Instructions to follow => Will you write out the data exactly, excluding every picture?

Saved data entries:
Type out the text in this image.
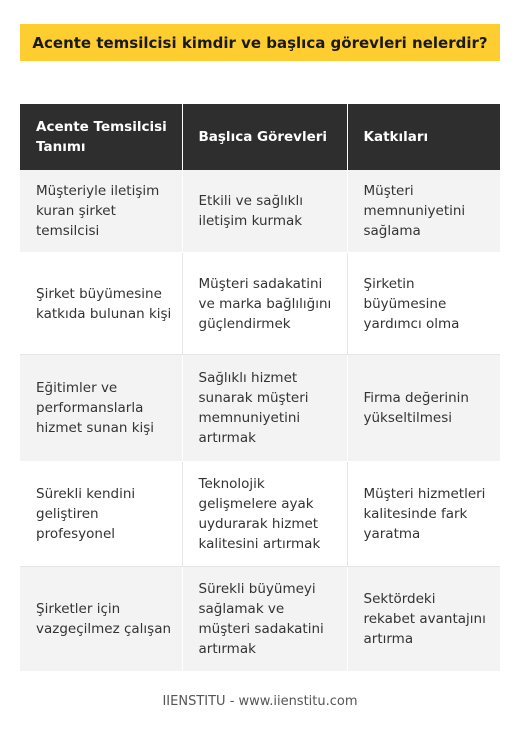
Acente temsilcisi kimdir ve başlıca görevleri nelerdir?
Acente Temsilcisi Tanımı	Başlıca Görevleri	Katkıları
Müşteriyle iletişim kuran şirket temsilcisi	Etkili ve sağlıklı iletişim kurmak	Müşteri memnuniyetini sağlama
Şirket büyümesine katkıda bulunan kişi	Müşteri sadakatini ve marka bağlılığını güçlendirmek	Şirketin büyümesine yardımcı olma
Eğitimler ve performanslarla hizmet sunan kişi	Sağlıklı hizmet sunarak müşteri memnuniyetini artırmak	Firma değerinin yükseltilmesi
Sürekli kendini geliştiren profesyonel	Teknolojik gelişmelere ayak uydurarak hizmet kalitesini artırmak	Müşteri hizmetleri kalitesinde fark yaratma
Şirketler için vazgeçilmez çalışan	Sürekli büyümeyi sağlamak ve müşteri sadakatini artırmak	Sektördeki rekabet avantajını artırma
IIENSTITU - www.iienstitu.com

Answer for this exercise =>
Type out the text in this image.
Acente temsilcisi kimdir ve başlıca görevleri nelerdir?
Acente Temsilcisi Tanımı	Başlıca Görevleri	Katkıları
Müşteriyle iletişim kuran şirket temsilcisi	Etkili ve sağlıklı iletişim kurmak	Müşteri memnuniyetini sağlama
Şirket büyümesine katkıda bulunan kişi	Müşteri sadakatini ve marka bağlılığını güçlendirmek	Şirketin büyümesine yardımcı olma
Eğitimler ve performanslarla hizmet sunan kişi	Sağlıklı hizmet sunarak müşteri memnuniyetini artırmak	Firma değerinin yükseltilmesi
Sürekli kendini geliştiren profesyonel	Teknolojik gelişmelere ayak uydurarak hizmet kalitesini artırmak	Müşteri hizmetleri kalitesinde fark yaratma
Şirketler için vazgeçilmez çalışan	Sürekli büyümeyi sağlamak ve müşteri sadakatini artırmak	Sektördeki rekabet avantajını artırma
IIENSTITU - www.iienstitu.com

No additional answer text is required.